To do: In the blog post on adapting books and short stories for film, which characters does the writer say were wiped out of 'The Postman'?

══ Supplied passage ══

Wednesday, 23 February 2011

Flicker Shows continued...

Earlier I discussed the differences between books and films, comparing the mediums by the time  we dedicate to their contemplation and the source of their inventive splendor. I finished off with the question, ‘What is the purpose behind a short story, and how is a short story applicable to film?’
Short stories, as readers will know, have more forms than a gloamgloazer. There are long short stories, short short stories, short long short stories and long short short stories. Typically we can catogorise them as different from novels by their size... in most cases.

When we examine adapted short stories in comparison to adapted books (adapted for the film industry, for this ramble) we will most often find the outcome is more successful. When books are adapted, they contain too much information and are thinned out to fit the appropriate time slot. When stories are adapted, often the opposite is true. They require more substance - not less - and are viewed more as concepts than as rigid frameworks for a storyline. Thus 'I, Robot' becomes an amalgamation of various ideas discussed in the course of Asimov's work, 'I am Legend', long enough to be a novel itself, incorporates only the idea of vampirism as a bacterial disease capable of wiping out the human race. Minority Report becomes a discourse on the concept of prosecuting potential criminals, while Dick's noir outcome is scrapped entirely, as is his 20th century idea of the future maximising the use of recording tape.

The attitudes between adaptations of books and short stories are immediately recognisable. Fatally, when a book is approached the screenwriter attempts to capture every aspect of the work - and fails. A book is not a film. A book cannot be condensed into two and a half hours. Back in the days of youth and folly when I still felt excited about seeing a movie based on a book I had read, I always left feeling somewhat cheated. They'd make bum moves like summing up a chapter with a line ("Norbert's Gone", for Lorkhan's sake) or wipe out characters (Cyclops and his followers from 'The Postman'). Then they go one step further and make unnecessary changes. I've wiped my brain clean of the numerous lines I heard come out wrong during the adaptation of the Harry Potter series. Don't screenwriters realise writers sit down and weigh each word as carefully as though they were handling gold? They push the boundaries further by changing characters' personalities. The Twilight movie (I could only suffer to watch the butchery of the very first) had Bella strip naked for the entertainment value of a scene rather than the true bearing of her character. The unmentionable disaster I must mention (gotta love a paradox) is at last 'The Golden Compass', flashing in cheap, whorish neon that not even the original title would make it through to the final cut.

═══
══ Data records ══

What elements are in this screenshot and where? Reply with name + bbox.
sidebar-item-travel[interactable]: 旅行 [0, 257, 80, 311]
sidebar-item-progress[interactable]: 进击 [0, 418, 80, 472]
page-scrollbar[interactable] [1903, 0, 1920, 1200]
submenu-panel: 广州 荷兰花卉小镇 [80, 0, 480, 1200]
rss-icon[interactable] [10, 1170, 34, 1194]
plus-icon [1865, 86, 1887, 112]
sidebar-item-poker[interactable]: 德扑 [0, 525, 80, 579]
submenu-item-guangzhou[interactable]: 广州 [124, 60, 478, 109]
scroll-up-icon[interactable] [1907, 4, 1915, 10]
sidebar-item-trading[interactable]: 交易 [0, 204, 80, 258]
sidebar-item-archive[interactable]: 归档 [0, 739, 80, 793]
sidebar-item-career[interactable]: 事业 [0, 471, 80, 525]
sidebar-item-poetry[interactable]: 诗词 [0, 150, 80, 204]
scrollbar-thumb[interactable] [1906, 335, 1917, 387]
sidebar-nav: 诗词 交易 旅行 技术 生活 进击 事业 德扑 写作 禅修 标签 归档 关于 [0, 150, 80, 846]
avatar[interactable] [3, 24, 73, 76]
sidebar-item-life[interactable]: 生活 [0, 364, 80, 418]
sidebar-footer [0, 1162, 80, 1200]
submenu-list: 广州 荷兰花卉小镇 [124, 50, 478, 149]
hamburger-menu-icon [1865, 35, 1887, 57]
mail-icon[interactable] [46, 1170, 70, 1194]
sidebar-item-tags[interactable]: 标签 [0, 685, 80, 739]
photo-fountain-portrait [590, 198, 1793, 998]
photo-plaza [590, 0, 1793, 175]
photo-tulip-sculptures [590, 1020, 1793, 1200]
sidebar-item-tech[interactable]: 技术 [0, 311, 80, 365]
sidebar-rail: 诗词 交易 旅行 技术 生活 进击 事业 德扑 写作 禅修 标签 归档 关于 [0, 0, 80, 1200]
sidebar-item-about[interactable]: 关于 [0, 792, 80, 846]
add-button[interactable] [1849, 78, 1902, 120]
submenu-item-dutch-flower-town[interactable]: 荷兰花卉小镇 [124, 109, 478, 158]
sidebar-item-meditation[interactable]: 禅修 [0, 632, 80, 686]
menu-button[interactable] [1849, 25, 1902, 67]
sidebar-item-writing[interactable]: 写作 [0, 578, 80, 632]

═══

Response area: Cyclops and his followers.